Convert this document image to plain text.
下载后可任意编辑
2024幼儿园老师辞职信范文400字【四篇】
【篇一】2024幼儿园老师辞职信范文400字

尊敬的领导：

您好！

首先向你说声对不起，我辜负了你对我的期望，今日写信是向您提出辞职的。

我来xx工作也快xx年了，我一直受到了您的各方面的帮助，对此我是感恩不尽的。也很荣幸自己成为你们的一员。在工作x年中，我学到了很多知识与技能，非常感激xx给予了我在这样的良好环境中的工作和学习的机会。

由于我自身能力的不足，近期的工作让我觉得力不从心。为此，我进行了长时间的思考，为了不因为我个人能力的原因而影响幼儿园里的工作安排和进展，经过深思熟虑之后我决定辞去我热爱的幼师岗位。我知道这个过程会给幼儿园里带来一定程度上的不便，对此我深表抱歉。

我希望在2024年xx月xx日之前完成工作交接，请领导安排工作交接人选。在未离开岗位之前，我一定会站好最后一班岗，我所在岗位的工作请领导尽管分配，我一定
====
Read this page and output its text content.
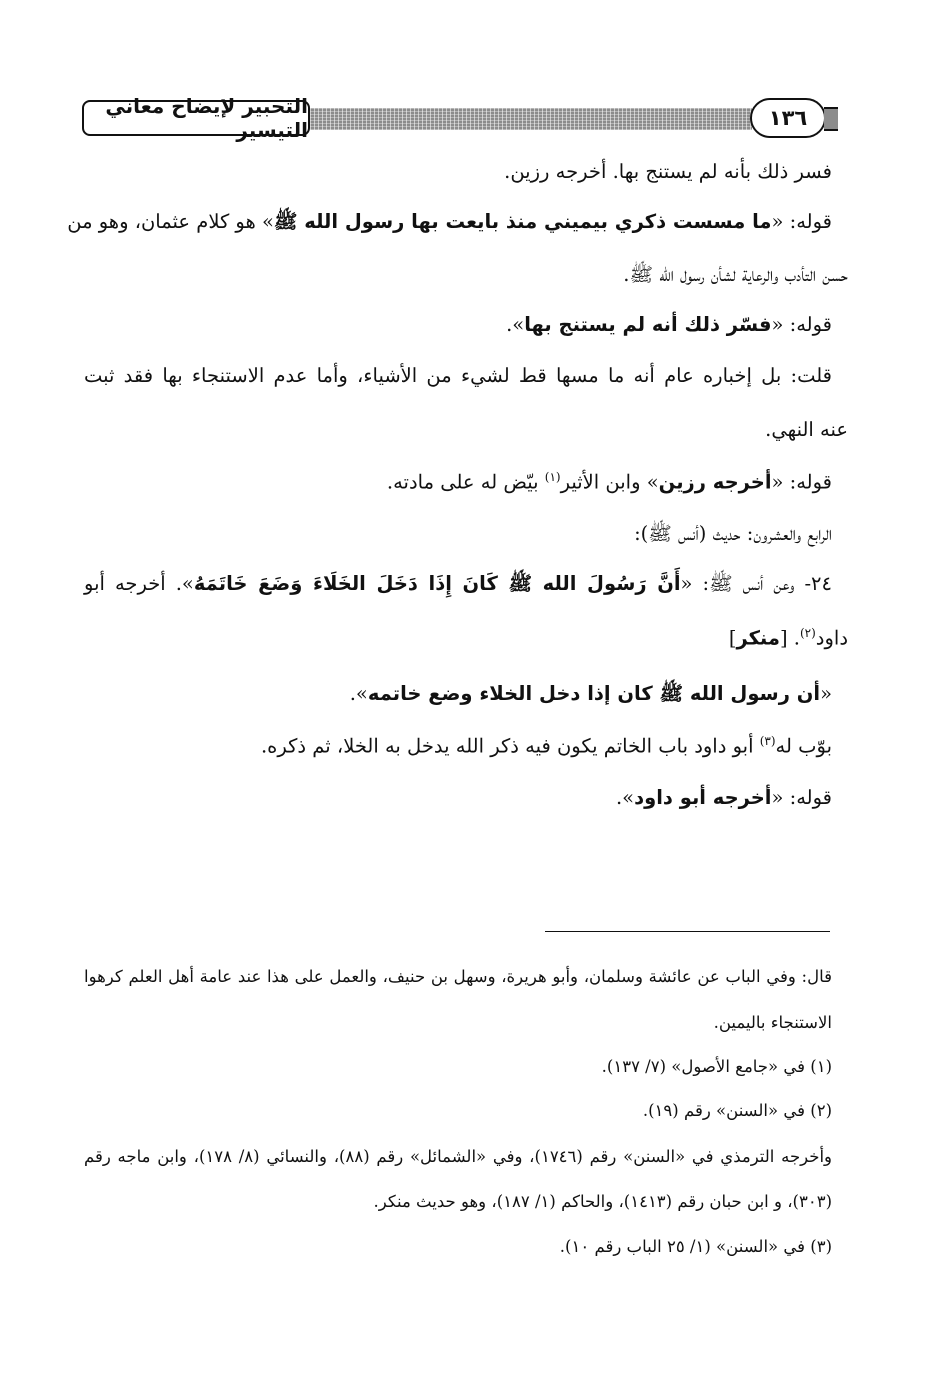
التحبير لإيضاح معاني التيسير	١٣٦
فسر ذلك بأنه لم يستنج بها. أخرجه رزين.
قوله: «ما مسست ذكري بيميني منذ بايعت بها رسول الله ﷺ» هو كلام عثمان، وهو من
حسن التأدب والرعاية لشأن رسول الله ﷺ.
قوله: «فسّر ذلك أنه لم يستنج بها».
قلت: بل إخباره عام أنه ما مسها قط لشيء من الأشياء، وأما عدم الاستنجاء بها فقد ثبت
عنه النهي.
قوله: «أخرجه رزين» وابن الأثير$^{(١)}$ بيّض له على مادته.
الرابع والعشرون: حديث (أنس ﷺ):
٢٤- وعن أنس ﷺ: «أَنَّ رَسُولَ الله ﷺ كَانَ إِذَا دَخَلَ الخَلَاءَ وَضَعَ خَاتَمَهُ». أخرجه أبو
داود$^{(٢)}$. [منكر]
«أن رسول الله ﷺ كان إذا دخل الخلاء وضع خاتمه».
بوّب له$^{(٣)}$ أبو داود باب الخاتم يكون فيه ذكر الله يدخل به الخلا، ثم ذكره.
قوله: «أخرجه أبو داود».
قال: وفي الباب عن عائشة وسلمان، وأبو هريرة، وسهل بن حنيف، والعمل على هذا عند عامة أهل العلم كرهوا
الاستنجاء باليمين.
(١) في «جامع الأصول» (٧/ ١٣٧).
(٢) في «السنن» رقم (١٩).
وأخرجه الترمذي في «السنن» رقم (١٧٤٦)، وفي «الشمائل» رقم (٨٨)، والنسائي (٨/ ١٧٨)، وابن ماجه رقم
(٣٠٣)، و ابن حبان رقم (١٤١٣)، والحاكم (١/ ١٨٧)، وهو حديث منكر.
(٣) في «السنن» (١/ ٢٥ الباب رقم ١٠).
====
— EXERCISE GOAL —
Find the string "قوله" in the listing and return every line that holds it.

— SOLUTION TO THE PROBLEM —
قوله: «ما مسست ذكري بيميني منذ بايعت بها رسول الله ﷺ» هو كلام عثمان، وهو من
قوله: «فسّر ذلك أنه لم يستنج بها».
قوله: «أخرجه رزين» وابن الأثير$^{(١)}$ بيّض له على مادته.
قوله: «أخرجه أبو داود».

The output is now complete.